## Work required
Only a number is wanted: the count of lines in this listing that contain "aniqlash".

## Records for the exercise
[Start]
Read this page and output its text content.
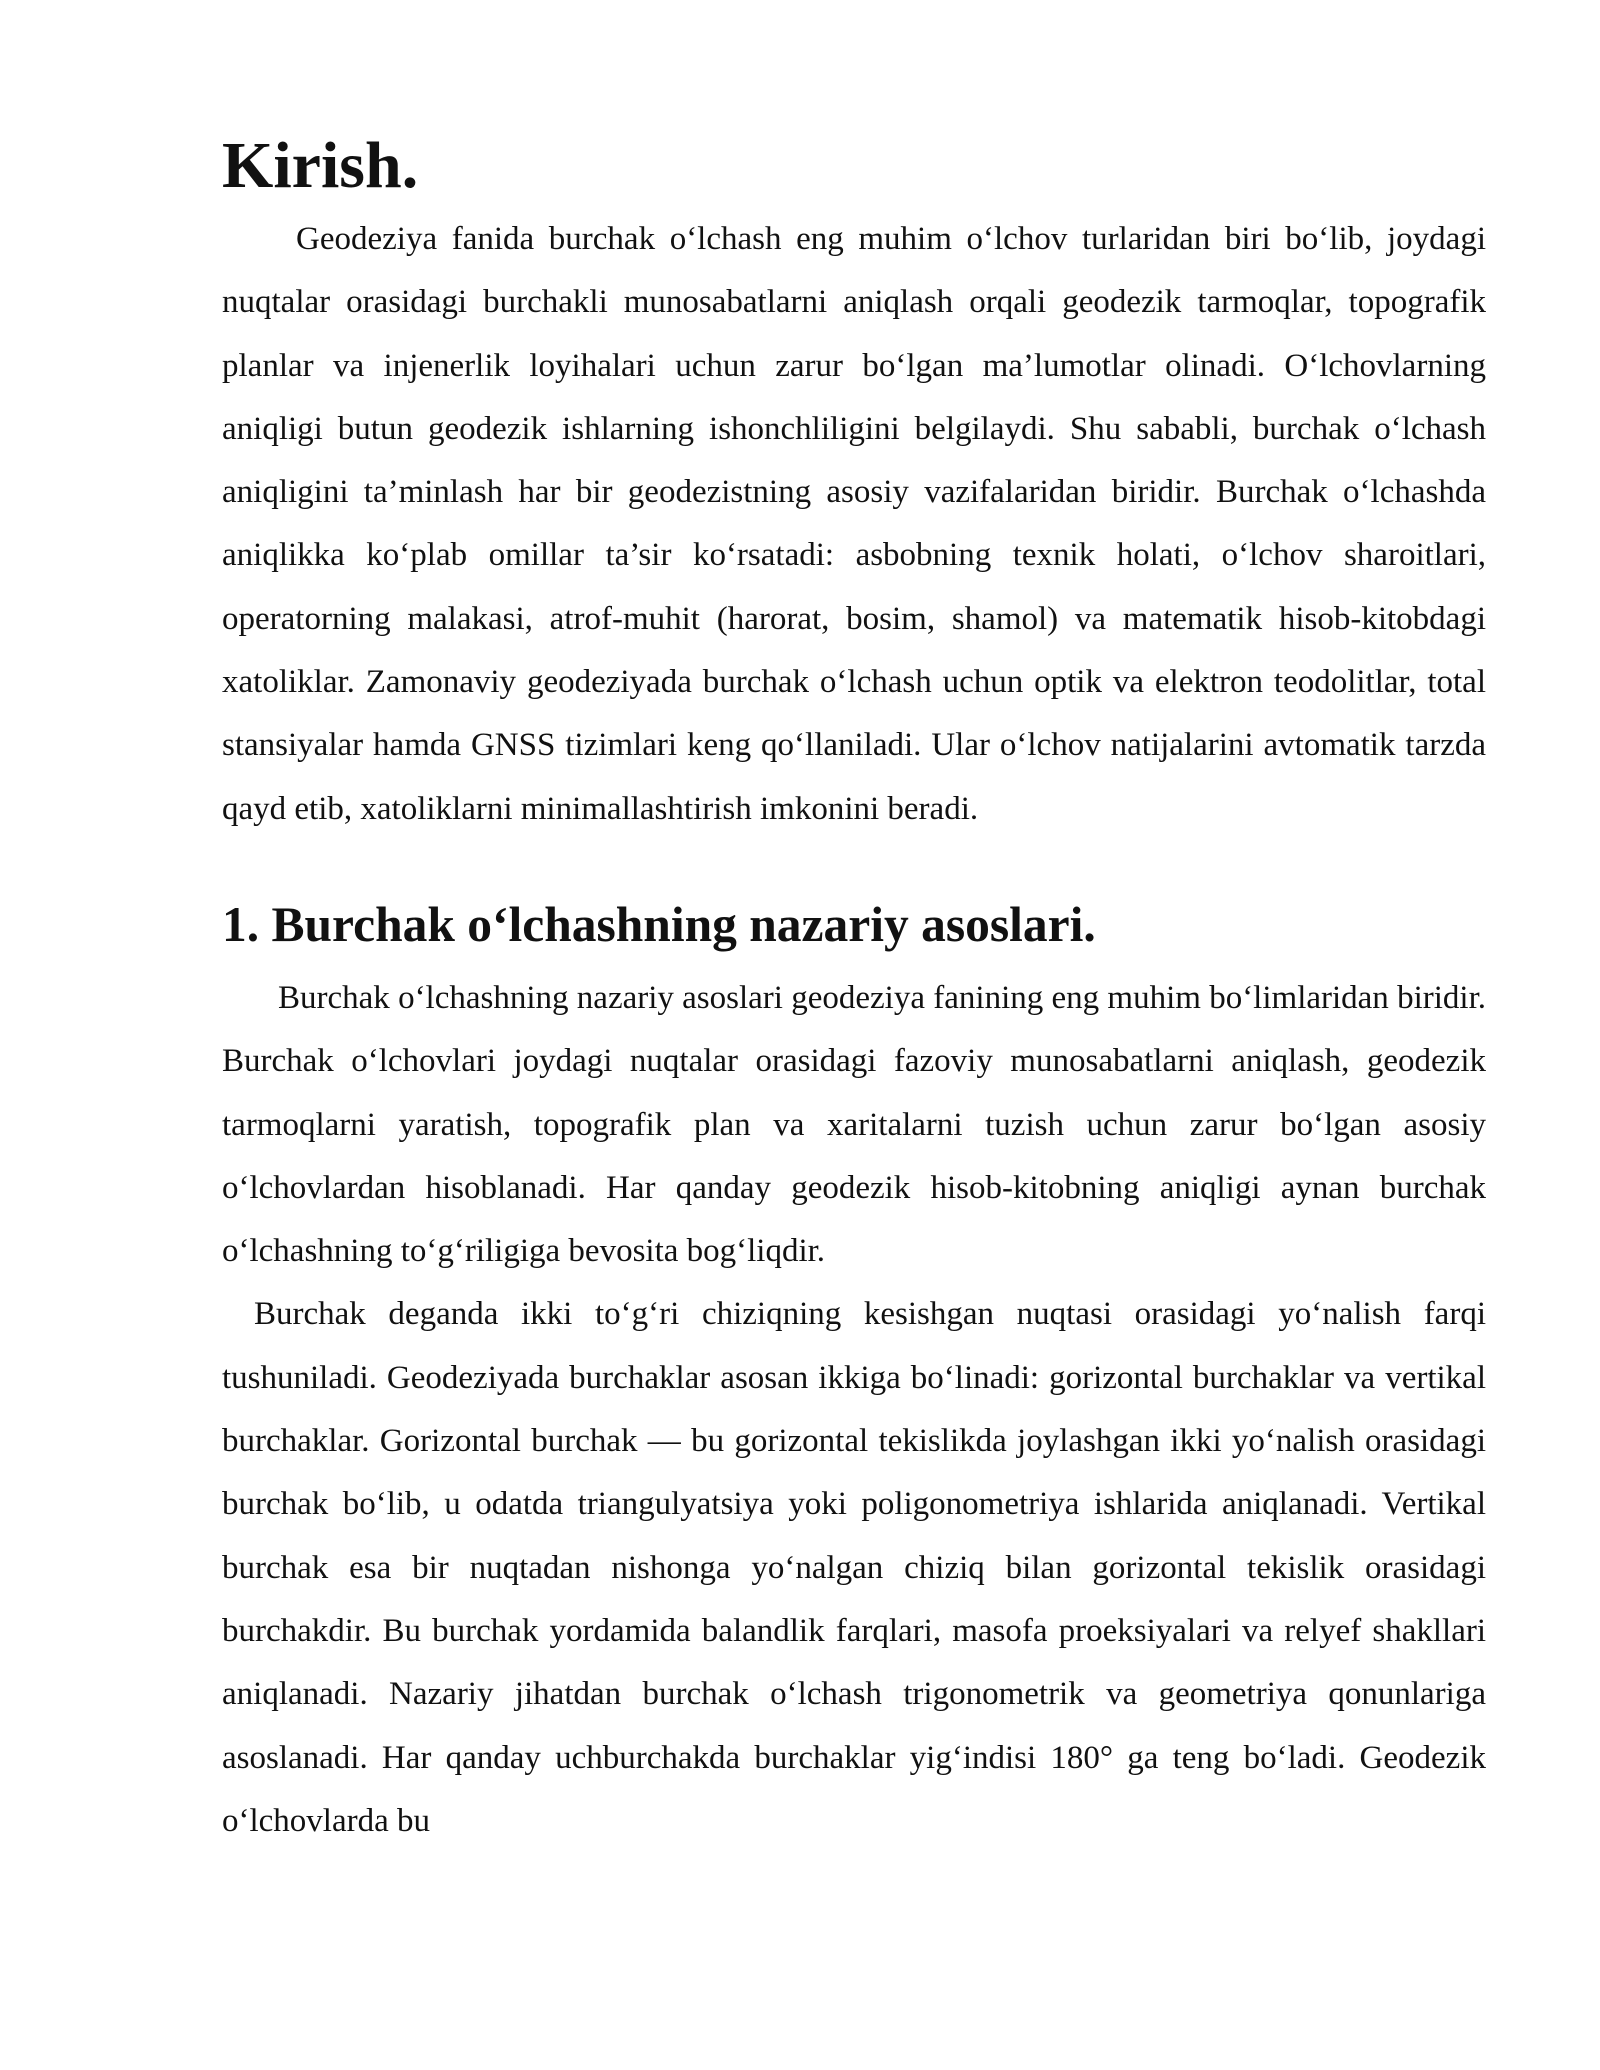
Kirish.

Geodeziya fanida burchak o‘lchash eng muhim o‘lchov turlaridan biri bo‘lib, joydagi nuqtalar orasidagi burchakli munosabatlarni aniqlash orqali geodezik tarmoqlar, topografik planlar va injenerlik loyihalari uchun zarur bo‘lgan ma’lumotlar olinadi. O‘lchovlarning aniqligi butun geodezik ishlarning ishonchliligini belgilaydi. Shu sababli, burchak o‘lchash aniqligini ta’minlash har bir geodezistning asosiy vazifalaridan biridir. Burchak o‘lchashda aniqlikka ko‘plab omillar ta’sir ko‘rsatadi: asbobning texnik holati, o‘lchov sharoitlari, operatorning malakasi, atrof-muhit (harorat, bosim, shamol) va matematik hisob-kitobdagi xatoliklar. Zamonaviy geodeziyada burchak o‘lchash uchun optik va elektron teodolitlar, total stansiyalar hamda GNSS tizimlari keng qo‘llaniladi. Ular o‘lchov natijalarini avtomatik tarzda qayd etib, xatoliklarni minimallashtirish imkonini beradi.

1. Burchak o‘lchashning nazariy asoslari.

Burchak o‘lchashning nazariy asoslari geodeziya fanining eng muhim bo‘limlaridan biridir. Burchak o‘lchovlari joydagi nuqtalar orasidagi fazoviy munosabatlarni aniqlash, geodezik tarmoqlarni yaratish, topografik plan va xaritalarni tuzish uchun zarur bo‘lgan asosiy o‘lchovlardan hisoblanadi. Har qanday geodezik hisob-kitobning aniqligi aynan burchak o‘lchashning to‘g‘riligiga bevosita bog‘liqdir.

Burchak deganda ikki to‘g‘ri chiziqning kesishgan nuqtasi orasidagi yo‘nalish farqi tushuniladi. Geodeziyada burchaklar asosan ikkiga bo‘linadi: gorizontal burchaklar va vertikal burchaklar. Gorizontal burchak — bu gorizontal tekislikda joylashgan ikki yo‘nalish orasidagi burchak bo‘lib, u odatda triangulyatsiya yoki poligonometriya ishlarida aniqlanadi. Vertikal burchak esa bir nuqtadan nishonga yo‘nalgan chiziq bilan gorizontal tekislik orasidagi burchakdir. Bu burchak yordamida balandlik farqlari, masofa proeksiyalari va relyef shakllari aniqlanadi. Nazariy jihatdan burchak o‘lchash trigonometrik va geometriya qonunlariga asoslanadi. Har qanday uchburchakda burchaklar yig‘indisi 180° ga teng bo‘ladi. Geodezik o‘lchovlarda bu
[End]
## The answer
2